(Records that describe figures)
>> begin

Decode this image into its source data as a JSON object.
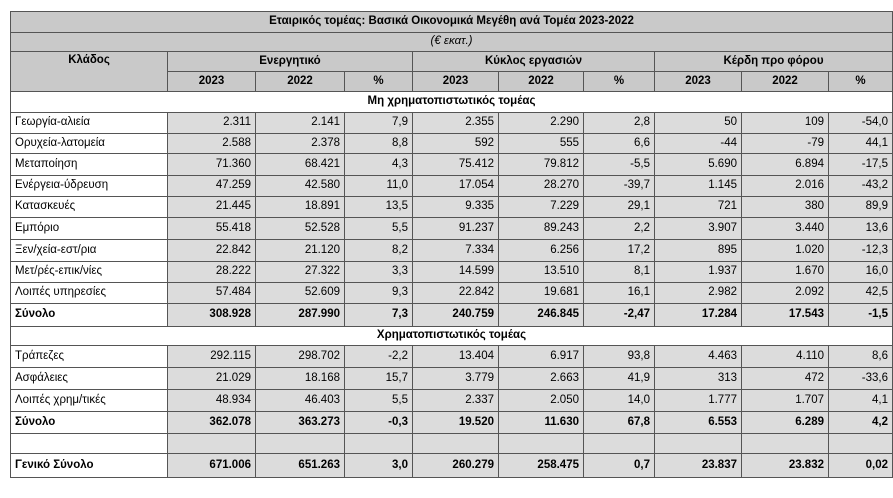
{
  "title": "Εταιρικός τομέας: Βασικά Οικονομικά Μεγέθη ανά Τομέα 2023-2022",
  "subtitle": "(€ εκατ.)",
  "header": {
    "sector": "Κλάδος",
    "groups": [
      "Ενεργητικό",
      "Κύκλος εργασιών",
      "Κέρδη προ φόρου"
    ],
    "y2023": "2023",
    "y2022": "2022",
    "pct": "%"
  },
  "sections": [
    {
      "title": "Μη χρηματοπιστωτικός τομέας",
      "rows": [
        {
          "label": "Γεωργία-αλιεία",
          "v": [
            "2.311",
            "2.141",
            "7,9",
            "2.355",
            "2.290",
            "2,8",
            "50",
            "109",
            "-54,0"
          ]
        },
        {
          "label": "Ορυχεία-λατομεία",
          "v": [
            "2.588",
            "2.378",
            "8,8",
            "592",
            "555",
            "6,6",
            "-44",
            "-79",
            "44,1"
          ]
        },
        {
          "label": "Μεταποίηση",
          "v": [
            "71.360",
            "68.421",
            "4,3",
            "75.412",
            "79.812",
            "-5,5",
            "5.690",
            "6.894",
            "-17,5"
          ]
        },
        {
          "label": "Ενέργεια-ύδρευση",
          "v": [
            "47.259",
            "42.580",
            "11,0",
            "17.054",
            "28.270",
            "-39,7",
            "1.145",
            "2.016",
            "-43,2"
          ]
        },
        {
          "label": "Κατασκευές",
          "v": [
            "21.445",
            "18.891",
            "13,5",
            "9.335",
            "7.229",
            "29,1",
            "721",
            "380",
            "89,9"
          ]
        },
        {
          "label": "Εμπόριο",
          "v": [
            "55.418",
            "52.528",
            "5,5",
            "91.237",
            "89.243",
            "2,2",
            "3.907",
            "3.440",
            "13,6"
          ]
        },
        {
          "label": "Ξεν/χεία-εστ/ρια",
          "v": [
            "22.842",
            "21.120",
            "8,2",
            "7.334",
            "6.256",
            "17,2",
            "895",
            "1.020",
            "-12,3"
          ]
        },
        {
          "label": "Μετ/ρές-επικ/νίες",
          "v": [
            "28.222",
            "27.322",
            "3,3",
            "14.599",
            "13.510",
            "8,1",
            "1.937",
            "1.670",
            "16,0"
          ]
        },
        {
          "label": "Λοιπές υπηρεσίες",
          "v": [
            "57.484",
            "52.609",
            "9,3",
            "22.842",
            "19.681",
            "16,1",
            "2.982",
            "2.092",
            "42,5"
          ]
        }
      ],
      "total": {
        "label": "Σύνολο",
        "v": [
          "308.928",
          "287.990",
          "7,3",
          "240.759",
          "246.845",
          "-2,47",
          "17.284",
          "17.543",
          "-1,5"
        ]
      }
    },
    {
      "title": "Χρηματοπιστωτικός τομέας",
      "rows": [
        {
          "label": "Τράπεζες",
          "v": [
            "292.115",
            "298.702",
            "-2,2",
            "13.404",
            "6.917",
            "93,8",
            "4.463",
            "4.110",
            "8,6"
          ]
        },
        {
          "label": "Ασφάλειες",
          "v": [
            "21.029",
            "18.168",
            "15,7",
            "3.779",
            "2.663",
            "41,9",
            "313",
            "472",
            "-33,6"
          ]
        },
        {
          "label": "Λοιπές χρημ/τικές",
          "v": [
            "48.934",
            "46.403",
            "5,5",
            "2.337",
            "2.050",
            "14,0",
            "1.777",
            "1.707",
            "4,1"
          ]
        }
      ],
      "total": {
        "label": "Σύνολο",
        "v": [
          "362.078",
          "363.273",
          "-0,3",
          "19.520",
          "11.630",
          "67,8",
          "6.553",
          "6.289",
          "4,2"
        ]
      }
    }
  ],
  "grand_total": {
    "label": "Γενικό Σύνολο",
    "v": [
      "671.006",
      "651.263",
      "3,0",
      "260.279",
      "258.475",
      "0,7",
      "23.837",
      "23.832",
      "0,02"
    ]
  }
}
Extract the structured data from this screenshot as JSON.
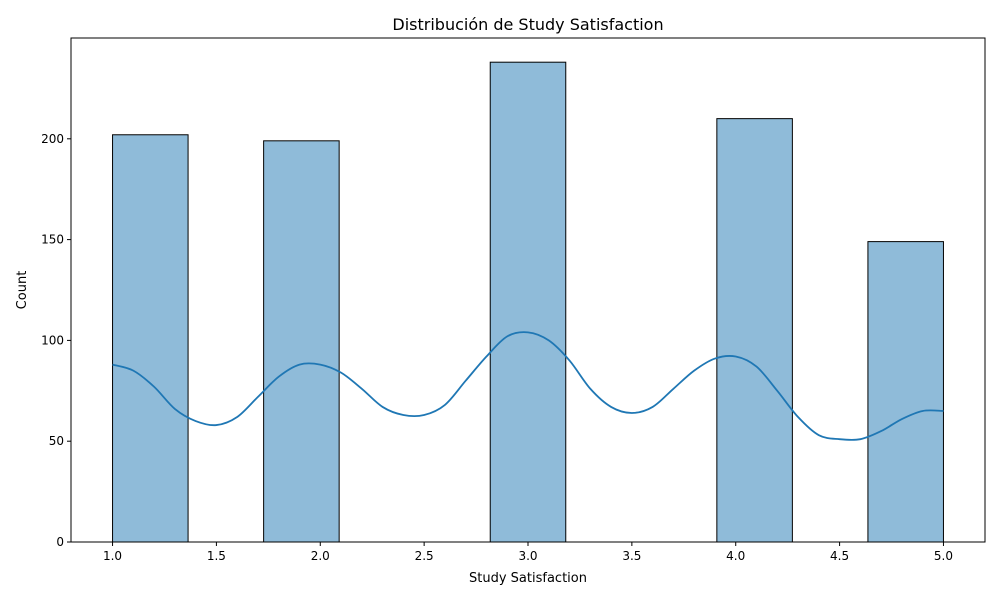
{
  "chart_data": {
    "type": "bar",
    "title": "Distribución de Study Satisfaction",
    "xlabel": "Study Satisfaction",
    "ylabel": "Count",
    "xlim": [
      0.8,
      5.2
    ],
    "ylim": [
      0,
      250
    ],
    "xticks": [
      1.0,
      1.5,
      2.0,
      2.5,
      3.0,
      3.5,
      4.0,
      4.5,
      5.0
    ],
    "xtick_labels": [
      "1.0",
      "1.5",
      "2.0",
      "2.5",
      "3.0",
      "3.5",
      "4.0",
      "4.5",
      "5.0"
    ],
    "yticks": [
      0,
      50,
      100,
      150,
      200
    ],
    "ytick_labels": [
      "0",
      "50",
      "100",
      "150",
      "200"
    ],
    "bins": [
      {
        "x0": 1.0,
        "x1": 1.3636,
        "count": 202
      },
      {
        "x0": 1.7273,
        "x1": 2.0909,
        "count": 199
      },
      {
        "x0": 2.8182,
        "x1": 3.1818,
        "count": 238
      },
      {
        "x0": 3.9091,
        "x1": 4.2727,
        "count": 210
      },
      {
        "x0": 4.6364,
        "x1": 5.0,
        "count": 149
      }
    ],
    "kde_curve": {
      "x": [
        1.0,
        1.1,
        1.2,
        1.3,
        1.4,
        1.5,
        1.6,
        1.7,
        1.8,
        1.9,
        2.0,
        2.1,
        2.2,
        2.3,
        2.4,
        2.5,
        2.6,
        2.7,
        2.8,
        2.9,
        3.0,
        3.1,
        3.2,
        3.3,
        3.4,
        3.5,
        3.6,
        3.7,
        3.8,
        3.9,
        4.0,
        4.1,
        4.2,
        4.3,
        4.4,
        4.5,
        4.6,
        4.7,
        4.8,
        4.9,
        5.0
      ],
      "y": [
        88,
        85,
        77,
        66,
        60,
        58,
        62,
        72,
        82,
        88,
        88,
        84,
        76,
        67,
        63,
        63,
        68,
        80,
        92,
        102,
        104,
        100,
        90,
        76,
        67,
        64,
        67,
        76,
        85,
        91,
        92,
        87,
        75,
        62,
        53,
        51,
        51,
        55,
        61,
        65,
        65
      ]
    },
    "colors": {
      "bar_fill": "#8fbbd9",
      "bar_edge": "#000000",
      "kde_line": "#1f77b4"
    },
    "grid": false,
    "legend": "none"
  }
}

>> end

● What needs to be done:
Write out the records above exactly as they stand, leaving out every picture.

● Answer in full:
Decode this image into its source data as a JSON object.
{
  "title": "Εταιρικός τομέας: Βασικά Οικονομικά Μεγέθη ανά Τομέα 2023-2022",
  "subtitle": "(€ εκατ.)",
  "header": {
    "sector": "Κλάδος",
    "groups": [
      "Ενεργητικό",
      "Κύκλος εργασιών",
      "Κέρδη προ φόρου"
    ],
    "y2023": "2023",
    "y2022": "2022",
    "pct": "%"
  },
  "sections": [
    {
      "title": "Μη χρηματοπιστωτικός τομέας",
      "rows": [
        {
          "label": "Γεωργία-αλιεία",
          "v": [
            "2.311",
            "2.141",
            "7,9",
            "2.355",
            "2.290",
            "2,8",
            "50",
            "109",
            "-54,0"
          ]
        },
        {
          "label": "Ορυχεία-λατομεία",
          "v": [
            "2.588",
            "2.378",
            "8,8",
            "592",
            "555",
            "6,6",
            "-44",
            "-79",
            "44,1"
          ]
        },
        {
          "label": "Μεταποίηση",
          "v": [
            "71.360",
            "68.421",
            "4,3",
            "75.412",
            "79.812",
            "-5,5",
            "5.690",
            "6.894",
            "-17,5"
          ]
        },
        {
          "label": "Ενέργεια-ύδρευση",
          "v": [
            "47.259",
            "42.580",
            "11,0",
            "17.054",
            "28.270",
            "-39,7",
            "1.145",
            "2.016",
            "-43,2"
          ]
        },
        {
          "label": "Κατασκευές",
          "v": [
            "21.445",
            "18.891",
            "13,5",
            "9.335",
            "7.229",
            "29,1",
            "721",
            "380",
            "89,9"
          ]
        },
        {
          "label": "Εμπόριο",
          "v": [
            "55.418",
            "52.528",
            "5,5",
            "91.237",
            "89.243",
            "2,2",
            "3.907",
            "3.440",
            "13,6"
          ]
        },
        {
          "label": "Ξεν/χεία-εστ/ρια",
          "v": [
            "22.842",
            "21.120",
            "8,2",
            "7.334",
            "6.256",
            "17,2",
            "895",
            "1.020",
            "-12,3"
          ]
        },
        {
          "label": "Μετ/ρές-επικ/νίες",
          "v": [
            "28.222",
            "27.322",
            "3,3",
            "14.599",
            "13.510",
            "8,1",
            "1.937",
            "1.670",
            "16,0"
          ]
        },
        {
          "label": "Λοιπές υπηρεσίες",
          "v": [
            "57.484",
            "52.609",
            "9,3",
            "22.842",
            "19.681",
            "16,1",
            "2.982",
            "2.092",
            "42,5"
          ]
        }
      ],
      "total": {
        "label": "Σύνολο",
        "v": [
          "308.928",
          "287.990",
          "7,3",
          "240.759",
          "246.845",
          "-2,47",
          "17.284",
          "17.543",
          "-1,5"
        ]
      }
    },
    {
      "title": "Χρηματοπιστωτικός τομέας",
      "rows": [
        {
          "label": "Τράπεζες",
          "v": [
            "292.115",
            "298.702",
            "-2,2",
            "13.404",
            "6.917",
            "93,8",
            "4.463",
            "4.110",
            "8,6"
          ]
        },
        {
          "label": "Ασφάλειες",
          "v": [
            "21.029",
            "18.168",
            "15,7",
            "3.779",
            "2.663",
            "41,9",
            "313",
            "472",
            "-33,6"
          ]
        },
        {
          "label": "Λοιπές χρημ/τικές",
          "v": [
            "48.934",
            "46.403",
            "5,5",
            "2.337",
            "2.050",
            "14,0",
            "1.777",
            "1.707",
            "4,1"
          ]
        }
      ],
      "total": {
        "label": "Σύνολο",
        "v": [
          "362.078",
          "363.273",
          "-0,3",
          "19.520",
          "11.630",
          "67,8",
          "6.553",
          "6.289",
          "4,2"
        ]
      }
    }
  ],
  "grand_total": {
    "label": "Γενικό Σύνολο",
    "v": [
      "671.006",
      "651.263",
      "3,0",
      "260.279",
      "258.475",
      "0,7",
      "23.837",
      "23.832",
      "0,02"
    ]
  }
}
Extract the structured data from this screenshot as JSON.
{
  "chart_data": {
    "type": "bar",
    "title": "Distribución de Study Satisfaction",
    "xlabel": "Study Satisfaction",
    "ylabel": "Count",
    "xlim": [
      0.8,
      5.2
    ],
    "ylim": [
      0,
      250
    ],
    "xticks": [
      1.0,
      1.5,
      2.0,
      2.5,
      3.0,
      3.5,
      4.0,
      4.5,
      5.0
    ],
    "xtick_labels": [
      "1.0",
      "1.5",
      "2.0",
      "2.5",
      "3.0",
      "3.5",
      "4.0",
      "4.5",
      "5.0"
    ],
    "yticks": [
      0,
      50,
      100,
      150,
      200
    ],
    "ytick_labels": [
      "0",
      "50",
      "100",
      "150",
      "200"
    ],
    "bins": [
      {
        "x0": 1.0,
        "x1": 1.3636,
        "count": 202
      },
      {
        "x0": 1.7273,
        "x1": 2.0909,
        "count": 199
      },
      {
        "x0": 2.8182,
        "x1": 3.1818,
        "count": 238
      },
      {
        "x0": 3.9091,
        "x1": 4.2727,
        "count": 210
      },
      {
        "x0": 4.6364,
        "x1": 5.0,
        "count": 149
      }
    ],
    "kde_curve": {
      "x": [
        1.0,
        1.1,
        1.2,
        1.3,
        1.4,
        1.5,
        1.6,
        1.7,
        1.8,
        1.9,
        2.0,
        2.1,
        2.2,
        2.3,
        2.4,
        2.5,
        2.6,
        2.7,
        2.8,
        2.9,
        3.0,
        3.1,
        3.2,
        3.3,
        3.4,
        3.5,
        3.6,
        3.7,
        3.8,
        3.9,
        4.0,
        4.1,
        4.2,
        4.3,
        4.4,
        4.5,
        4.6,
        4.7,
        4.8,
        4.9,
        5.0
      ],
      "y": [
        88,
        85,
        77,
        66,
        60,
        58,
        62,
        72,
        82,
        88,
        88,
        84,
        76,
        67,
        63,
        63,
        68,
        80,
        92,
        102,
        104,
        100,
        90,
        76,
        67,
        64,
        67,
        76,
        85,
        91,
        92,
        87,
        75,
        62,
        53,
        51,
        51,
        55,
        61,
        65,
        65
      ]
    },
    "colors": {
      "bar_fill": "#8fbbd9",
      "bar_edge": "#000000",
      "kde_line": "#1f77b4"
    },
    "grid": false,
    "legend": "none"
  }
}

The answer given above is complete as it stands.